* [WORKING DATA]:
########################################

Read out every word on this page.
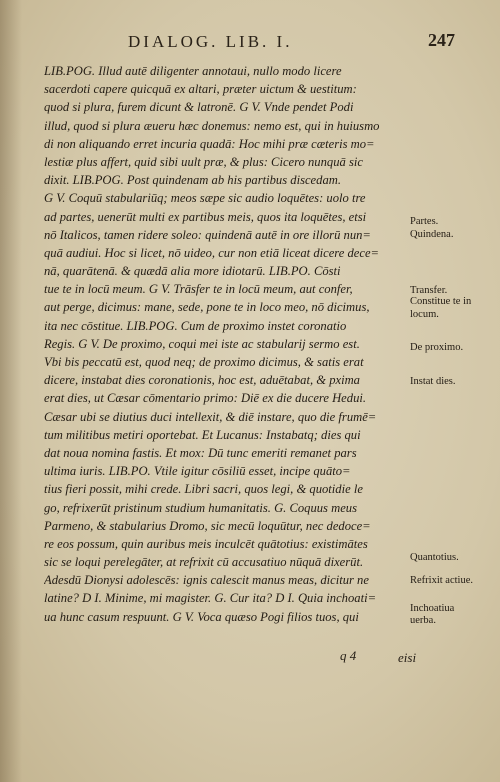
DIALOG. LIB. I.	247
LIB.POG. Illud autē diligenter annotaui, nullo modo licere
sacerdoti capere quicquā ex altari, præter uictum & uestitum:
quod si plura, furem dicunt & latronē. G V. Vnde pendet Podi
illud, quod si plura æueru hæc donemus: nemo est, qui in huiusmo
di non aliquando erret incuria quadā: Hoc mihi præ cæteris mo=
lestiæ plus affert, quid sibi uult præ, & plus: Cicero nunquā sic
dixit. LIB.POG. Post quindenam ab his partibus discedam.
G V. Coquū stabulariūq; meos sæpe sic audio loquētes: uolo tre
ad partes, uenerūt multi ex partibus meis, quos ita loquētes, etsi
nō Italicos, tamen ridere soleo: quindenā autē in ore illorū nun=
quā audiui. Hoc si licet, nō uideo, cur non etiā liceat dicere dece=
nā, quarātenā. & quædā alia more idiotarū. LIB.PO. Cōsti
tue te in locū meum. G V. Trāsfer te in locū meum, aut confer,
aut perge, dicimus: mane, sede, pone te in loco meo, nō dicimus,
ita nec cōstitue. LIB.POG. Cum de proximo instet coronatio
Regis. G V. De proximo, coqui mei iste ac stabularij sermo est.
Vbi bis peccatū est, quod neq; de proximo dicimus, & satis erat
dicere, instabat dies coronationis, hoc est, aduētabat, & pxima
erat dies, ut Cæsar cōmentario primo: Diē ex die ducere Hedui.
Cæsar ubi se diutius duci intellexit, & diē instare, quo die frumē=
tum militibus metiri oportebat. Et Lucanus: Instabatq; dies qui
dat noua nomina fastis. Et mox: Dū tunc emeriti remanet pars
ultima iuris. LIB.PO. Vtile igitur cōsiliū esset, incipe quāto=
tius fieri possit, mihi crede. Libri sacri, quos legi, & quotidie le
go, refrixerūt pristinum studium humanitatis. G. Coquus meus
Parmeno, & stabularius Dromo, sic mecū loquūtur, nec dedoce=
re eos possum, quin auribus meis inculcēt quātotius: existimātes
sic se loqui perelegāter, at refrixit cū accusatiuo nūquā dixerūt.
Adesdū Dionysi adolescēs: ignis calescit manus meas, dicitur ne
latine? D I. Minime, mi magister. G. Cur ita? D I. Quia inchoati=
ua hunc casum respuunt. G V. Voca quæso Pogi filios tuos, qui
Partes.
Quindena.
Transfer.
Constitue te in
locum.
De proximo.
Instat dies.
Quantotius.
Refrixit actiue.
Inchoatiua
uerba.
q 4	eisi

########################################

Spot every line that holds "erat" and copy it.

Vbi bis peccatū est, quod neq; de proximo dicimus, & satis erat
erat dies, ut Cæsar cōmentario primo: Diē ex die ducere Hedui.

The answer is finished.